* Stated problem
Please filter the data below, keeping only the lines that contain the string "badge". Case counts.

════════

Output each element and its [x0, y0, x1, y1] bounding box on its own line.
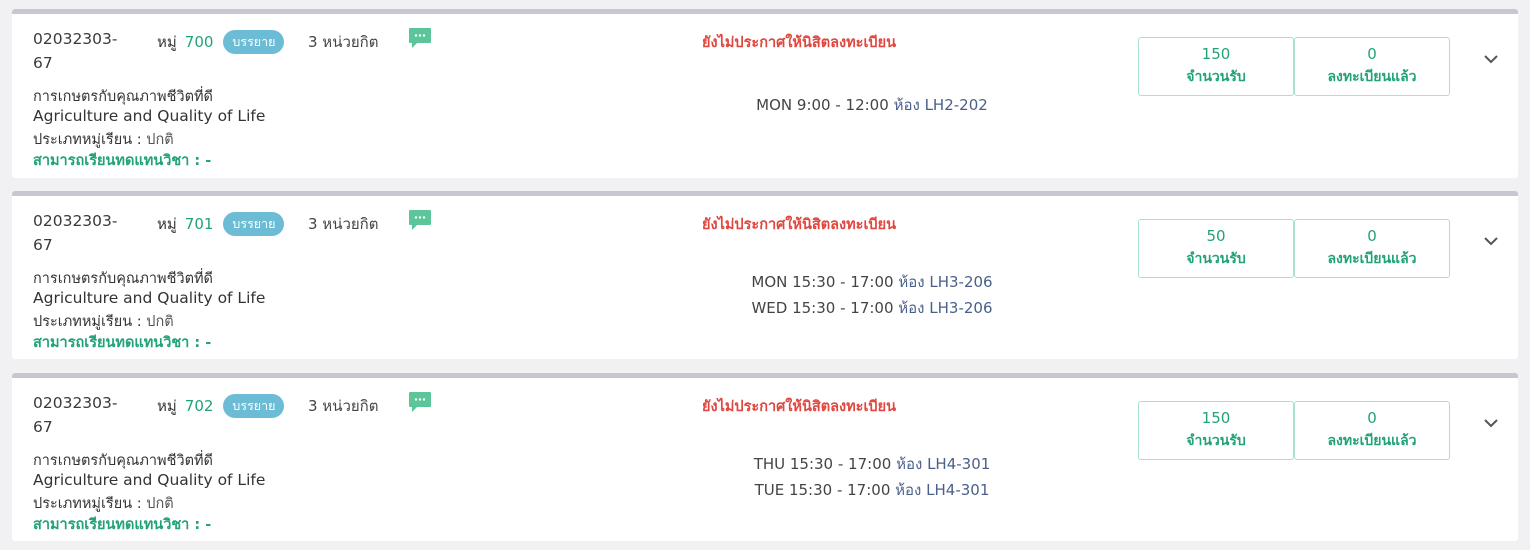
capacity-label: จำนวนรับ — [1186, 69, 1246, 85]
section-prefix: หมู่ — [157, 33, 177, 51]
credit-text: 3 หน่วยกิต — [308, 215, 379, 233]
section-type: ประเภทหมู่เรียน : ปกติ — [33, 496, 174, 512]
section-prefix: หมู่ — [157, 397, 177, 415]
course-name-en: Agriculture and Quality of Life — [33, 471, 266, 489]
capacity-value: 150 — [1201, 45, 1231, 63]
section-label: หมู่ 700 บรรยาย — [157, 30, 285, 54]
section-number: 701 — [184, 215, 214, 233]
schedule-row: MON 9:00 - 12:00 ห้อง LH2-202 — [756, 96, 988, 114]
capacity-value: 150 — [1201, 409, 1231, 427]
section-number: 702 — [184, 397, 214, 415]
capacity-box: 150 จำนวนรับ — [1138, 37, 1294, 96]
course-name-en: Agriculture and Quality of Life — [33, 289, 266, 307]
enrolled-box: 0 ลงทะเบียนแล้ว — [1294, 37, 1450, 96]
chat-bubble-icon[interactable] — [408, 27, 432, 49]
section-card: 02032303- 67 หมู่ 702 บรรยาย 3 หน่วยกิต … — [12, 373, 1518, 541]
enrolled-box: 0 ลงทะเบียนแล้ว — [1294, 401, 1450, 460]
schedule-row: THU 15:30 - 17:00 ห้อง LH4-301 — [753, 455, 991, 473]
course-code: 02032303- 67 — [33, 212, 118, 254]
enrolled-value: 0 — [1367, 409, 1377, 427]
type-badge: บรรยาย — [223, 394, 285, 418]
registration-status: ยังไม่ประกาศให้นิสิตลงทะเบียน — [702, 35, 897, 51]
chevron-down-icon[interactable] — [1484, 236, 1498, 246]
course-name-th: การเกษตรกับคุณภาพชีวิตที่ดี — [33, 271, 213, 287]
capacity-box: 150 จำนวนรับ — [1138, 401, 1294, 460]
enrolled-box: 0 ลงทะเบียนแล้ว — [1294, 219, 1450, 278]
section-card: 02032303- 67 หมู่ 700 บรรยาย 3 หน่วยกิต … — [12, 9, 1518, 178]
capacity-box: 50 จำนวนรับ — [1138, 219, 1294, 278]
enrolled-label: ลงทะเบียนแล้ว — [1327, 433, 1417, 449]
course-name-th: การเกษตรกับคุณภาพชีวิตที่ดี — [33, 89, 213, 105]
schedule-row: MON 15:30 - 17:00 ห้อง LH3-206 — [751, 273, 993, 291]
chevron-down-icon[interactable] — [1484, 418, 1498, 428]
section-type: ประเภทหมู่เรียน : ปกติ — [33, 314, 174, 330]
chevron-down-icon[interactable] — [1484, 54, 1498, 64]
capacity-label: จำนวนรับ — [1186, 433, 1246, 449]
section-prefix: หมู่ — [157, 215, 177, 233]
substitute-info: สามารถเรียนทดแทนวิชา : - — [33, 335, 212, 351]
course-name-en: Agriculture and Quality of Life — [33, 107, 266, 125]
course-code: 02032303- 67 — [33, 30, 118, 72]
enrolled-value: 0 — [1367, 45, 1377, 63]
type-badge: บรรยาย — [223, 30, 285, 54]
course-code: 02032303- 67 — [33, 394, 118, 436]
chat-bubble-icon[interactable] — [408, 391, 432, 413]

════════

* Task response
type-badge: บรรยาย — [223, 394, 285, 418]
type-badge: บรรยาย — [223, 30, 285, 54]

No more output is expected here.